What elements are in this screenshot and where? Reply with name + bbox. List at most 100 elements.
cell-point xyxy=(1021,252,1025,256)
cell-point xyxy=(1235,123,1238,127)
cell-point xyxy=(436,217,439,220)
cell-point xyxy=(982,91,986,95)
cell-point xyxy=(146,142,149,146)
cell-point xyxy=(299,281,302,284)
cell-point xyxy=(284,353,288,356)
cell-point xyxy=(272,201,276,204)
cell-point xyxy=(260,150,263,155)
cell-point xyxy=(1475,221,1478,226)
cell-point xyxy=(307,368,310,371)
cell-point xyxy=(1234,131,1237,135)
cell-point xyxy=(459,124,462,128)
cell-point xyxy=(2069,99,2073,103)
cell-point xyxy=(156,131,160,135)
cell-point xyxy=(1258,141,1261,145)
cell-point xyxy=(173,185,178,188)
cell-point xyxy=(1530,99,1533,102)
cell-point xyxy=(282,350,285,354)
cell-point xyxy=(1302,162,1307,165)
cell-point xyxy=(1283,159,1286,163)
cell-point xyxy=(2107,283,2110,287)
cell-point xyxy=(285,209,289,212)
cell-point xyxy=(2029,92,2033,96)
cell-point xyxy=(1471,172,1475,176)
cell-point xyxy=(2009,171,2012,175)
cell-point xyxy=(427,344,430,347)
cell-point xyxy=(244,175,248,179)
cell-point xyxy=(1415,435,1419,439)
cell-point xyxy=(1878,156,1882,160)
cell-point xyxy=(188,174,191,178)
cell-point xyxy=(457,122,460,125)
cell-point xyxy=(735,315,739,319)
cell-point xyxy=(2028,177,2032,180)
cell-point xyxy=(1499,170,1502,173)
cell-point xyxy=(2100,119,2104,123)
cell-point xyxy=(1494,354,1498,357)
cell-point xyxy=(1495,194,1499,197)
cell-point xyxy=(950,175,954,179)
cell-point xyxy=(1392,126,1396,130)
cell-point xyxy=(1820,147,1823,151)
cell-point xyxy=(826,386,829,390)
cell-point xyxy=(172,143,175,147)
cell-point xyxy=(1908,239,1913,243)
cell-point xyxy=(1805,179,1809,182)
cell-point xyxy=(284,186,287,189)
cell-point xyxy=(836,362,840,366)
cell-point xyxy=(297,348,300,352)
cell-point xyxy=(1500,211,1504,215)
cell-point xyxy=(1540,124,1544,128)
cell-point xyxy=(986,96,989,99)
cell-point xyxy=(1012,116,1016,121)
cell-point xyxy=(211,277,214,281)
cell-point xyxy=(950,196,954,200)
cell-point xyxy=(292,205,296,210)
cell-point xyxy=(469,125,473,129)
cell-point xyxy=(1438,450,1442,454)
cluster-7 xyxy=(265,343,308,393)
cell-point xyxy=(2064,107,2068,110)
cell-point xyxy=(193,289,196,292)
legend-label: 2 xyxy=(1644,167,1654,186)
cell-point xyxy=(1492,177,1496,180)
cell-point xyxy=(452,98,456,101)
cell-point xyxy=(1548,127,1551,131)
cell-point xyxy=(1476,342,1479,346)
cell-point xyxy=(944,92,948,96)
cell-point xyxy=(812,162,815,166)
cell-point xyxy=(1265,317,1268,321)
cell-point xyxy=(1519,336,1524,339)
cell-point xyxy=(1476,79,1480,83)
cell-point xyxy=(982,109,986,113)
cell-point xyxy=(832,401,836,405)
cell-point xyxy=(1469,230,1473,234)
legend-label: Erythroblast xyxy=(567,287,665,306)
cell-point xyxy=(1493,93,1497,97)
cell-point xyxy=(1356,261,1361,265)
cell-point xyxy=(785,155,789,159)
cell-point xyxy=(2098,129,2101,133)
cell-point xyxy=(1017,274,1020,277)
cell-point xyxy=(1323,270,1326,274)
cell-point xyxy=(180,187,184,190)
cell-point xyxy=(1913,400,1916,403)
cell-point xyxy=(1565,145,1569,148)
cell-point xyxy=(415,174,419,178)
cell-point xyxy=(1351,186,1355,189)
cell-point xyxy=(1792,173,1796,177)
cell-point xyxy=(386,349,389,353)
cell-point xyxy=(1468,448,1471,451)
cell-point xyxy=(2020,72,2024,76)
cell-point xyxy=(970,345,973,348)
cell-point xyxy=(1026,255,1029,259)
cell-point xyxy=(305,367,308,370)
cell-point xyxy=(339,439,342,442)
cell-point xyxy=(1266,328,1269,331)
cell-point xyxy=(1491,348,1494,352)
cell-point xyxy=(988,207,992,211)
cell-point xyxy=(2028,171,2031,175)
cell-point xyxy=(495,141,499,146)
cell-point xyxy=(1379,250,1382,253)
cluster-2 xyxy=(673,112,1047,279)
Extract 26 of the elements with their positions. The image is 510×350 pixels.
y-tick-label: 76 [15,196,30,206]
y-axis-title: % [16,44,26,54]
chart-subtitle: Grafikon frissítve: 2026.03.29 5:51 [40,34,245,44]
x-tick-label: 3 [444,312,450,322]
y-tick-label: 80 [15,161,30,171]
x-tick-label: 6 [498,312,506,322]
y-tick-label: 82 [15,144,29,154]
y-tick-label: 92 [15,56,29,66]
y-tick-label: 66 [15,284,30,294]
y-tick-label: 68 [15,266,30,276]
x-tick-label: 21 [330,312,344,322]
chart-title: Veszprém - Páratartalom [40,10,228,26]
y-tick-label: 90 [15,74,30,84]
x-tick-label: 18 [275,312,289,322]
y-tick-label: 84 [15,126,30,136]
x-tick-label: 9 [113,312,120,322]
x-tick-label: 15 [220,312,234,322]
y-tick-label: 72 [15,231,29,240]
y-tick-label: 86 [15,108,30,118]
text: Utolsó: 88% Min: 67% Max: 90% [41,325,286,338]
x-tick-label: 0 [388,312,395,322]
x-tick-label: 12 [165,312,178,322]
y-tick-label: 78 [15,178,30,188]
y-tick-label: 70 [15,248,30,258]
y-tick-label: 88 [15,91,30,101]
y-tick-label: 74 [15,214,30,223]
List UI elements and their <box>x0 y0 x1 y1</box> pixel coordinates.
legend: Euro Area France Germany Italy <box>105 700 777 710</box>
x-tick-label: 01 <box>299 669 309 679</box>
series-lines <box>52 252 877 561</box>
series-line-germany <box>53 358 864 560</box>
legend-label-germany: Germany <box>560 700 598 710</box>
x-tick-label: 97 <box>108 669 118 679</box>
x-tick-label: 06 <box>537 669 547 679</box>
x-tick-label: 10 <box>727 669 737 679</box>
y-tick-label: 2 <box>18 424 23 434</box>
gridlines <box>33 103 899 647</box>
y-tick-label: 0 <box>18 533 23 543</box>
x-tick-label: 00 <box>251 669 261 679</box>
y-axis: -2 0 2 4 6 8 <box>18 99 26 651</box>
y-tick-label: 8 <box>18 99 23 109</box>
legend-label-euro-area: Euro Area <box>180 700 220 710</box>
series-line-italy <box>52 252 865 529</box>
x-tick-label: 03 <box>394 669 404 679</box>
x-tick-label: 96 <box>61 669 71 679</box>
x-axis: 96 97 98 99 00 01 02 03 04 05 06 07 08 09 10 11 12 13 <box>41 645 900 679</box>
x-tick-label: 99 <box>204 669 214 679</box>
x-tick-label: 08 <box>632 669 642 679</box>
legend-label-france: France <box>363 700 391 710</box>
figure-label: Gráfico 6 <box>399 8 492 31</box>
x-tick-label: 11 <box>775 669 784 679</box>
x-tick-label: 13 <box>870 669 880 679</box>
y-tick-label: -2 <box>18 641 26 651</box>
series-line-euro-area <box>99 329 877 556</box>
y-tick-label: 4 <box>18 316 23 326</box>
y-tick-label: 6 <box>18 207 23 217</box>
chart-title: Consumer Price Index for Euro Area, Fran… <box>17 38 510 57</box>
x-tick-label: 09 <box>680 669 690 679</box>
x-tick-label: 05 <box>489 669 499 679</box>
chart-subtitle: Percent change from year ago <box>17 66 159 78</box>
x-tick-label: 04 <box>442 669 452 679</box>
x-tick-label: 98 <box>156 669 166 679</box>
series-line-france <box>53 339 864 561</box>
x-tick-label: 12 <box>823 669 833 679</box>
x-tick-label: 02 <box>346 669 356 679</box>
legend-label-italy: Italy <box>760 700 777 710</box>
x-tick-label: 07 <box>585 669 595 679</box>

★ ★ ★ ★

> _EXERCISE DETAILS_:
Please retype, without any change, the lines running from the very first one through the line containing "cell-point xyxy=(1234,131,1237,135)", including both of those lines.

> _ANSWER IN FULL_:
What elements are in this screenshot and where? Reply with name + bbox. List at most 100 elements.
cell-point xyxy=(1021,252,1025,256)
cell-point xyxy=(1235,123,1238,127)
cell-point xyxy=(436,217,439,220)
cell-point xyxy=(982,91,986,95)
cell-point xyxy=(146,142,149,146)
cell-point xyxy=(299,281,302,284)
cell-point xyxy=(284,353,288,356)
cell-point xyxy=(272,201,276,204)
cell-point xyxy=(260,150,263,155)
cell-point xyxy=(1475,221,1478,226)
cell-point xyxy=(307,368,310,371)
cell-point xyxy=(1234,131,1237,135)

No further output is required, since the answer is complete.